Render every line of the items below as a row of a Markdown table with the columns "Row" and "Line", skipping blank lines. Leave the pictures out.
Begin
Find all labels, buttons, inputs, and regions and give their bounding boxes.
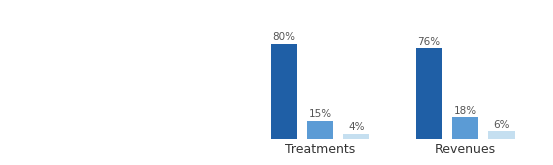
Text: 18%: 18% <box>453 106 477 116</box>
Text: 76%: 76% <box>418 37 441 47</box>
Bar <box>488 132 515 139</box>
Bar <box>307 121 333 139</box>
Text: 80%: 80% <box>272 32 295 42</box>
Bar <box>416 48 442 139</box>
Text: 6%: 6% <box>493 120 510 130</box>
Bar <box>270 44 297 139</box>
Text: 15%: 15% <box>309 109 332 119</box>
Bar <box>343 134 369 139</box>
Bar <box>452 117 478 139</box>
Text: 4%: 4% <box>348 122 364 132</box>
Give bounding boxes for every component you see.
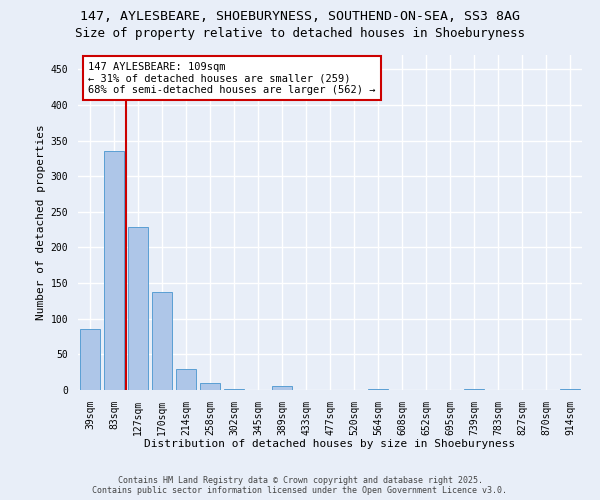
End
TASK OUTPUT —
| Row | Line |
|---|---|
| 1 | Find all labels, buttons, inputs, and regions and give their bounding boxes. |
| 2 | Text: 18%: 18% <box>453 106 477 116</box> |
| 3 | Text: 76%: 76% <box>418 37 441 47</box> |
| 4 | Bar <box>488 132 515 139</box> |
| 5 | Bar <box>307 121 333 139</box> |
| 6 | Text: 80%: 80% <box>272 32 295 42</box> |
| 7 | Bar <box>416 48 442 139</box> |
| 8 | Text: 6%: 6% <box>493 120 510 130</box> |
| 9 | Bar <box>270 44 297 139</box> |
| 10 | Text: 15%: 15% <box>309 109 332 119</box> |
| 11 | Bar <box>343 134 369 139</box> |
| 12 | Bar <box>452 117 478 139</box> |
| 13 | Text: 4%: 4% <box>348 122 364 132</box> |
| 14 | Give bounding boxes for every component you see. |